Items from a dataset listing
--------------------------------------------------

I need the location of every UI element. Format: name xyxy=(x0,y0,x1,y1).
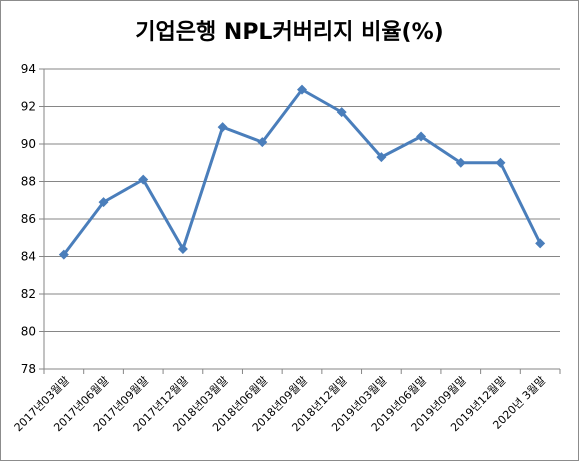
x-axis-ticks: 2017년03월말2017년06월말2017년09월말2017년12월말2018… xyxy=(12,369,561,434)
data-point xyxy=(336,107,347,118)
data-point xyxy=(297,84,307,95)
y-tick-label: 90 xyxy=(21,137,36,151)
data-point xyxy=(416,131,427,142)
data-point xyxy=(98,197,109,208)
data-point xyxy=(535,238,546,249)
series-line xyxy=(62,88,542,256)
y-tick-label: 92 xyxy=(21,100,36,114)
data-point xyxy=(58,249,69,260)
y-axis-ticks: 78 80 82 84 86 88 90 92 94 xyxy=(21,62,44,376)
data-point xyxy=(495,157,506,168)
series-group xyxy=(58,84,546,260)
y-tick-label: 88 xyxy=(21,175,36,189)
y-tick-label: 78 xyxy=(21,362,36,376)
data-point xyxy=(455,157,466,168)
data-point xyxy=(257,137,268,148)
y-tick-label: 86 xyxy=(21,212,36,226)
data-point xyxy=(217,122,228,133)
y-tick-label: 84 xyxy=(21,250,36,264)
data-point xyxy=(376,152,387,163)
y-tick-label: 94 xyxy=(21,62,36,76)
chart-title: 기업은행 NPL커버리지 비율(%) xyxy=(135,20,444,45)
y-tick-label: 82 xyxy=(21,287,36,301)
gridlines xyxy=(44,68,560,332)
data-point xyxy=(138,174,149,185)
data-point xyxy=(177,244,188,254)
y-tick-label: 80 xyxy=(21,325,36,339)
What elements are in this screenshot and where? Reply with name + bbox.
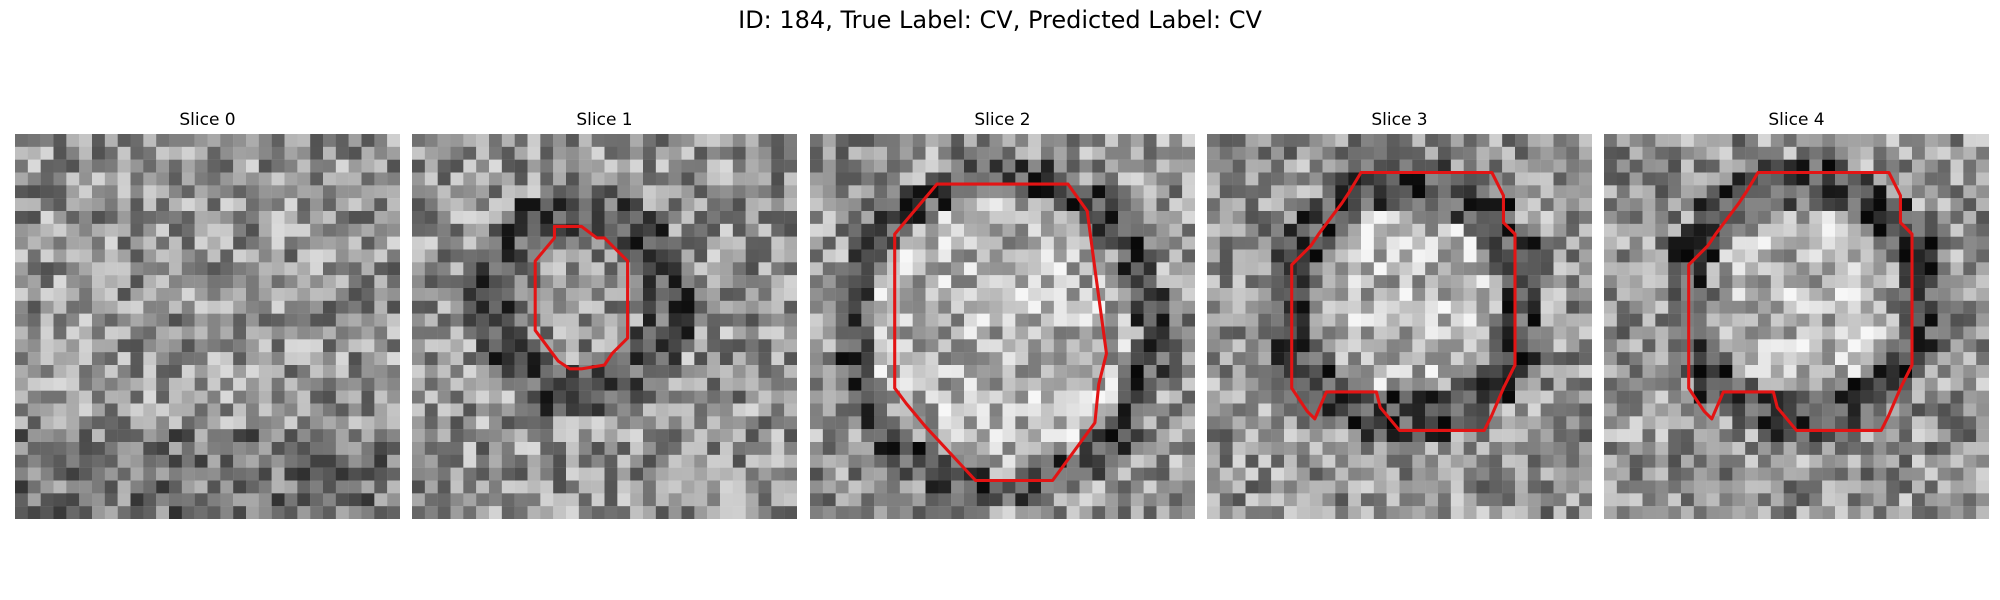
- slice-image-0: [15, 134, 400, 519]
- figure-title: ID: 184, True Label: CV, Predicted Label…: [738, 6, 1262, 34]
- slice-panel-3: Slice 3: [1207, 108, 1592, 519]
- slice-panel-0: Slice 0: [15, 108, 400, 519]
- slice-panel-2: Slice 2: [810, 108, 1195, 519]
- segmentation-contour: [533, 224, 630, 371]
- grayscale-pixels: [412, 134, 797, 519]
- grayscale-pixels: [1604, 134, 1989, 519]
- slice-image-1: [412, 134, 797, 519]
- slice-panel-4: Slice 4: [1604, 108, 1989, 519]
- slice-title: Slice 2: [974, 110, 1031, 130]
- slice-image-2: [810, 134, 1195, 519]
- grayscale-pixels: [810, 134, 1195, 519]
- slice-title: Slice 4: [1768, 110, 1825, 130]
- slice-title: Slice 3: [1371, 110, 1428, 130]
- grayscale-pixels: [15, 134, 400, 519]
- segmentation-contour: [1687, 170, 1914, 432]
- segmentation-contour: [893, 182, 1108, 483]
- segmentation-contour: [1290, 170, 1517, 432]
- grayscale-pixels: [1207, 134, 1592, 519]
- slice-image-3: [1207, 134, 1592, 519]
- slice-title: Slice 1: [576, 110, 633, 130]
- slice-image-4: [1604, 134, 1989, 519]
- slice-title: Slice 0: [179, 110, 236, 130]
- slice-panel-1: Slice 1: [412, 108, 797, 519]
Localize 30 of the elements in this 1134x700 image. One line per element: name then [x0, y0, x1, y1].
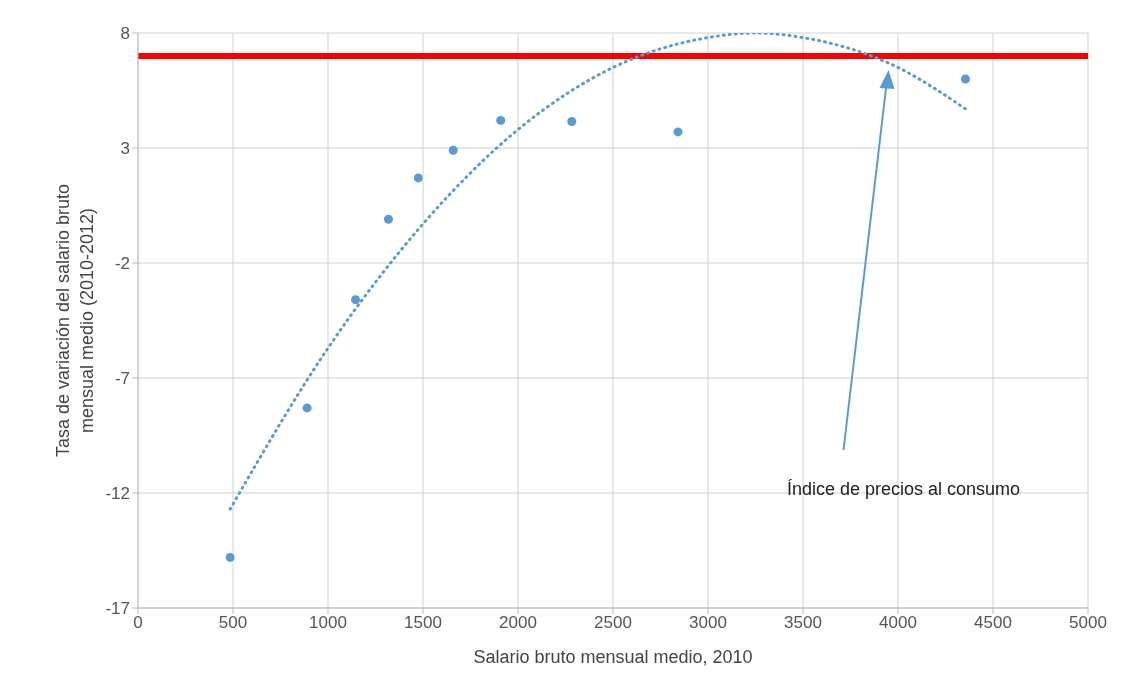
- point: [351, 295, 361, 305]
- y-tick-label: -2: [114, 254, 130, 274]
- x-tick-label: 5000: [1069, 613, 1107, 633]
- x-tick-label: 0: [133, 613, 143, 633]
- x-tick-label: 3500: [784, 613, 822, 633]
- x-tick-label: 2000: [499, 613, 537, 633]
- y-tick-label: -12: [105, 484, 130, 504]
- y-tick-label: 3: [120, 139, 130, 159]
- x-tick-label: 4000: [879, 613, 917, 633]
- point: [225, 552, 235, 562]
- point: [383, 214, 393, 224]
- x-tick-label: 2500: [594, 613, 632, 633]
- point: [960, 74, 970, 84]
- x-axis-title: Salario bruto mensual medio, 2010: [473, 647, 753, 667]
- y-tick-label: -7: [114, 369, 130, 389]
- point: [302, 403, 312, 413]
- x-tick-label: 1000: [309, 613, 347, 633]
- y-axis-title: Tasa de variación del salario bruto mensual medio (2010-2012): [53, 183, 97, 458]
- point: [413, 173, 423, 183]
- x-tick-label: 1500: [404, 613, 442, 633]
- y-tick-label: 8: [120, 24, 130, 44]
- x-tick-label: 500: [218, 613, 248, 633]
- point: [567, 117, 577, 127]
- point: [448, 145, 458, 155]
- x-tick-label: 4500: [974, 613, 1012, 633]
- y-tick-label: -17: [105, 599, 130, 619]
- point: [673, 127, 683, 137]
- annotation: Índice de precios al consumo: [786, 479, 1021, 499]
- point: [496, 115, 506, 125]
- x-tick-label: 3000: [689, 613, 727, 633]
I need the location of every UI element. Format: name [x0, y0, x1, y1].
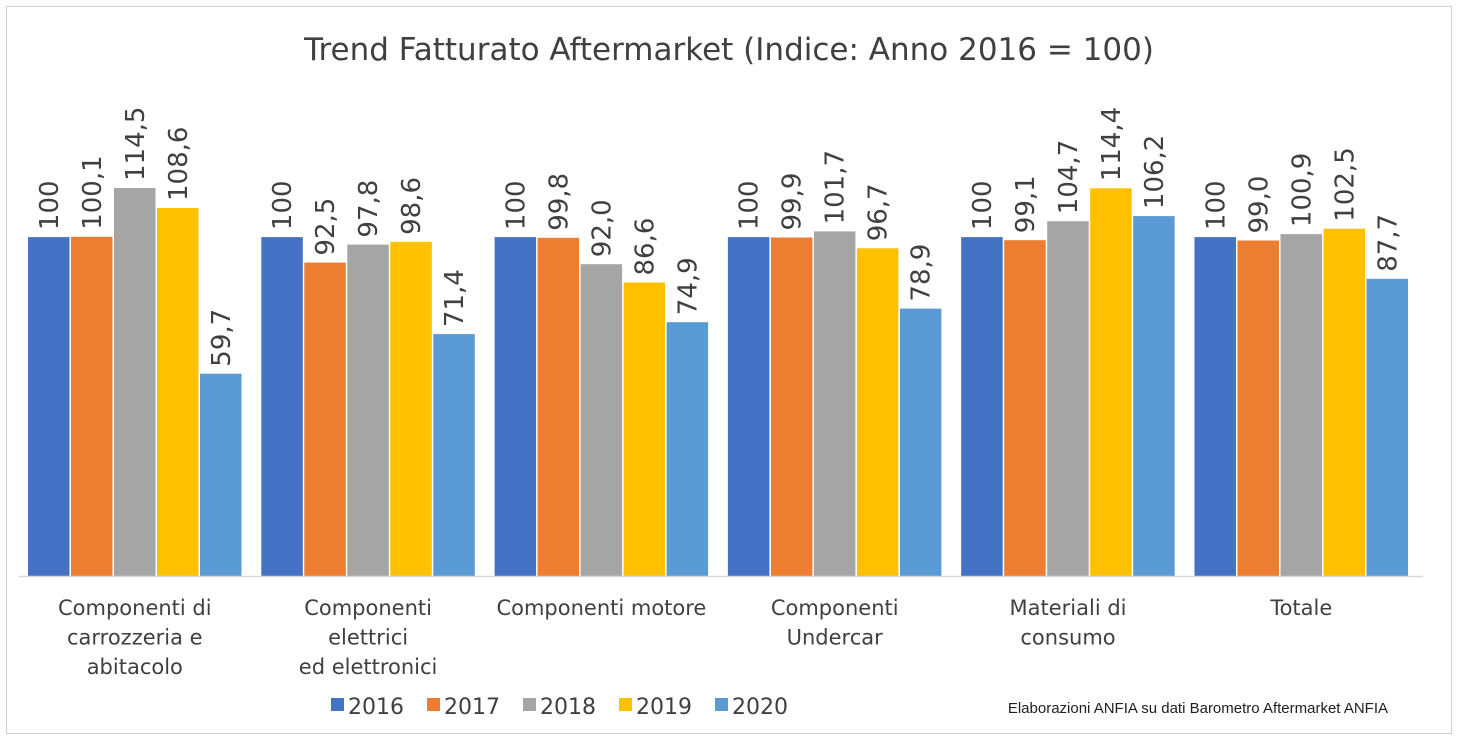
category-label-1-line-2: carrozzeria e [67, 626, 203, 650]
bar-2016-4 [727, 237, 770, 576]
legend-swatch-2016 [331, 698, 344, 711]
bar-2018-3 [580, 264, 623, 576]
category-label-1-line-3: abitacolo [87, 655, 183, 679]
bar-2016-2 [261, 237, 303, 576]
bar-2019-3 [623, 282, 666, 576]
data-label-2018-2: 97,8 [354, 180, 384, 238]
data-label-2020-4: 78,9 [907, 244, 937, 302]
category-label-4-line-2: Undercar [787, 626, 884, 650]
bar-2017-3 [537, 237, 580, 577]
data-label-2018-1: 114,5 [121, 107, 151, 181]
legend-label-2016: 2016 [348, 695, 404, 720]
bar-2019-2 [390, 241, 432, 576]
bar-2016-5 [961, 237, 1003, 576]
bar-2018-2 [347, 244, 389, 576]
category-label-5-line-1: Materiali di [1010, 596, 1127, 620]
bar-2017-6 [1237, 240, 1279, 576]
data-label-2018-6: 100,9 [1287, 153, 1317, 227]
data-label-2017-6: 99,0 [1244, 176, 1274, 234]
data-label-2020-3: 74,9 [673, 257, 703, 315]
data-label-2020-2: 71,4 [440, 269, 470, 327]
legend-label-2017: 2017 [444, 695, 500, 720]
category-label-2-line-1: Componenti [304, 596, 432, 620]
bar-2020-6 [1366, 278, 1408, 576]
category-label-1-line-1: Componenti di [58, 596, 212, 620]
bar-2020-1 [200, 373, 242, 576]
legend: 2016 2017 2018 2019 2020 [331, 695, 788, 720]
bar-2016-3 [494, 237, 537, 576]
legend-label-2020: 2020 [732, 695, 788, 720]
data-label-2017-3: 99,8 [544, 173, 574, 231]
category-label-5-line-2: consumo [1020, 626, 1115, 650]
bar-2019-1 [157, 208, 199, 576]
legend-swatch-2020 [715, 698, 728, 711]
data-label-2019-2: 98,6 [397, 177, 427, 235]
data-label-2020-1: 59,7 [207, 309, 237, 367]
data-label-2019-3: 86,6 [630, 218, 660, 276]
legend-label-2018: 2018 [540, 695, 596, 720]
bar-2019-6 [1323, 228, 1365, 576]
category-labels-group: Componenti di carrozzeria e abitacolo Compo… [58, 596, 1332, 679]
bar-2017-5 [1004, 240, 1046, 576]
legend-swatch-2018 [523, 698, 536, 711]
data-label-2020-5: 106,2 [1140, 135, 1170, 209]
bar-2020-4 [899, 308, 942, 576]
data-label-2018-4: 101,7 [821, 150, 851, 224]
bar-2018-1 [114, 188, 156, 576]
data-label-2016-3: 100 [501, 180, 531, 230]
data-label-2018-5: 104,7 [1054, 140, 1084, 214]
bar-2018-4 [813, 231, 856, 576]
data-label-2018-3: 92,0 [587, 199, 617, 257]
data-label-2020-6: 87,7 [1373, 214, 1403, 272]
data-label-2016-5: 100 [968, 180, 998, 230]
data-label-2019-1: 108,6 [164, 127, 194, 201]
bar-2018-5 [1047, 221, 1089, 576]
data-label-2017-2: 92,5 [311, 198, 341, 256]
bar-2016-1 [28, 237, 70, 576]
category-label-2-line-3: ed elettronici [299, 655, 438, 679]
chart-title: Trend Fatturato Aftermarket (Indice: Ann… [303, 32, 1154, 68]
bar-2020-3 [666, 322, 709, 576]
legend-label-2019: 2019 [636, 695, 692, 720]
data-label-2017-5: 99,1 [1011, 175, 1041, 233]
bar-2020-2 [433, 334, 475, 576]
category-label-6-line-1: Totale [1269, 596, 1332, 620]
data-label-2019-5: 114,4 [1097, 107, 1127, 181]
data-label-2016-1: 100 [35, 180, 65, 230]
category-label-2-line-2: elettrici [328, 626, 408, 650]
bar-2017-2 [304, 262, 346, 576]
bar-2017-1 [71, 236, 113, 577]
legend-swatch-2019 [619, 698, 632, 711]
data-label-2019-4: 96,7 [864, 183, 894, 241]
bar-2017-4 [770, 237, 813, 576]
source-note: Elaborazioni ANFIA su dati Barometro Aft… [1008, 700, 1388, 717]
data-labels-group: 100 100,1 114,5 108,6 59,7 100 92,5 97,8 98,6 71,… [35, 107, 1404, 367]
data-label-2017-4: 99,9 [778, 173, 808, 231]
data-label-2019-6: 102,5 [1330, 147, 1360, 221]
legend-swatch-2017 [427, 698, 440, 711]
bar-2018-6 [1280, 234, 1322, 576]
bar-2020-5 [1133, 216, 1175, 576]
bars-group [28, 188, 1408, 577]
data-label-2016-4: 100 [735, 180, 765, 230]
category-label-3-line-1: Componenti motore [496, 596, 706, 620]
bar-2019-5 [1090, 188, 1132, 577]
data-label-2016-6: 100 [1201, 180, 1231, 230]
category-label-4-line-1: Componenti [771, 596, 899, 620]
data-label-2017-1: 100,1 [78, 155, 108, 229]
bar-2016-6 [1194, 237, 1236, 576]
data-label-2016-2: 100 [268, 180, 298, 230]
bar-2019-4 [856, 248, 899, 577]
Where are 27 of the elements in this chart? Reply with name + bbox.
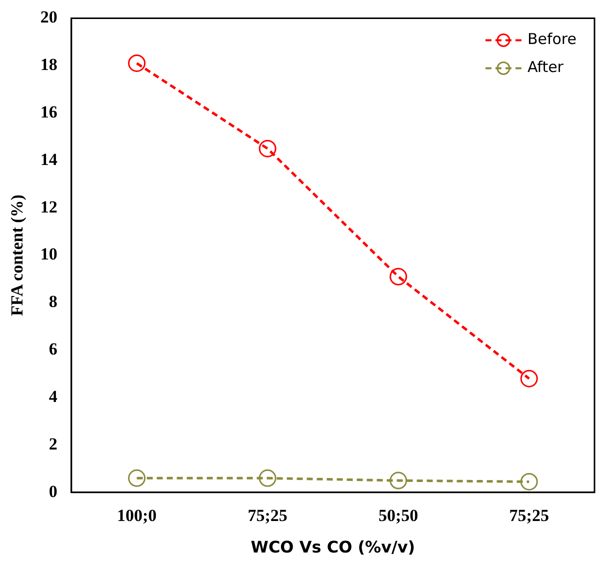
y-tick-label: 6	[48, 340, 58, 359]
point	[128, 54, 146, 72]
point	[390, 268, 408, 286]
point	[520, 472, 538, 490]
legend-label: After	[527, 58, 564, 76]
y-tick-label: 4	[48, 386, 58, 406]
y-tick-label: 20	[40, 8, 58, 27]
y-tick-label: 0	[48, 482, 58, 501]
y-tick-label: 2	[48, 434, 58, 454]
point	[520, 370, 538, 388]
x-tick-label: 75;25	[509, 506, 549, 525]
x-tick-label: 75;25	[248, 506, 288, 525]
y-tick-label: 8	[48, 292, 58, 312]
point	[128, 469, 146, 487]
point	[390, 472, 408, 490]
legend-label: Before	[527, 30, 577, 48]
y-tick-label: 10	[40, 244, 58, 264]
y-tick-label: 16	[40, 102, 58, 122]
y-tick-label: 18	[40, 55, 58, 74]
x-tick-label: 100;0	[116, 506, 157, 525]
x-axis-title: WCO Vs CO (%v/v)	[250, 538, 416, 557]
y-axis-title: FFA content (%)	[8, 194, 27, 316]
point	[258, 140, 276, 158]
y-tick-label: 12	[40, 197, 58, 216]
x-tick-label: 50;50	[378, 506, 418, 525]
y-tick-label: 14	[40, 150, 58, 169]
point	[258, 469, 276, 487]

--------------------------------------------------

§ The problem
Please put the material into a Markdown table with the columns "Row" and "Material line," starting at the first line of the material and ending at the line that contains "What elements are", both included. Leave out blank lines and pictures.

§ Worked answer
| Row | Material line |
|---|---|
| 1 | I need the location of every UI element. Format: name xyxy=(x0,y0,x1,y1). |
| 2 | x-axis-ticks: 2017년03월말2017년06월말2017년09월말2017년12월말2018… xyxy=(12,369,561,434) |
| 3 | data-point xyxy=(336,107,347,118) |
| 4 | data-point xyxy=(297,84,307,95) |
| 5 | y-tick-label: 90 xyxy=(21,137,36,151) |
| 6 | data-point xyxy=(416,131,427,142) |
| 7 | data-point xyxy=(98,197,109,208) |
| 8 | data-point xyxy=(535,238,546,249) |
| 9 | series-line xyxy=(62,88,542,256) |
| 10 | y-tick-label: 92 xyxy=(21,100,36,114) |
| 11 | data-point xyxy=(58,249,69,260) |
| 12 | y-axis-ticks: 78 80 82 84 86 88 90 92 94 xyxy=(21,62,44,376) |
| 13 | data-point xyxy=(495,157,506,168) |
| 14 | series-group xyxy=(58,84,546,260) |
| 15 | y-tick-label: 88 xyxy=(21,175,36,189) |
| 16 | y-tick-label: 78 xyxy=(21,362,36,376) |
| 17 | data-point xyxy=(455,157,466,168) |
| 18 | data-point xyxy=(257,137,268,148) |
| 19 | y-tick-label: 86 xyxy=(21,212,36,226) |
| 20 | data-point xyxy=(217,122,228,133) |
| 21 | y-tick-label: 84 xyxy=(21,250,36,264) |
| 22 | data-point xyxy=(376,152,387,163) |
| 23 | y-tick-label: 94 xyxy=(21,62,36,76) |
| 24 | chart-title: 기업은행 NPL커버리지 비율(%) xyxy=(135,20,444,45) |
| 25 | y-tick-label: 82 xyxy=(21,287,36,301) |
| 26 | gridlines xyxy=(44,68,560,332) |
| 27 | data-point xyxy=(138,174,149,185) |
| 28 | data-point xyxy=(177,244,188,254) |
| 29 | y-tick-label: 80 xyxy=(21,325,36,339) |
| 30 | What elements are in this screenshot and where? Reply with name + bbox. |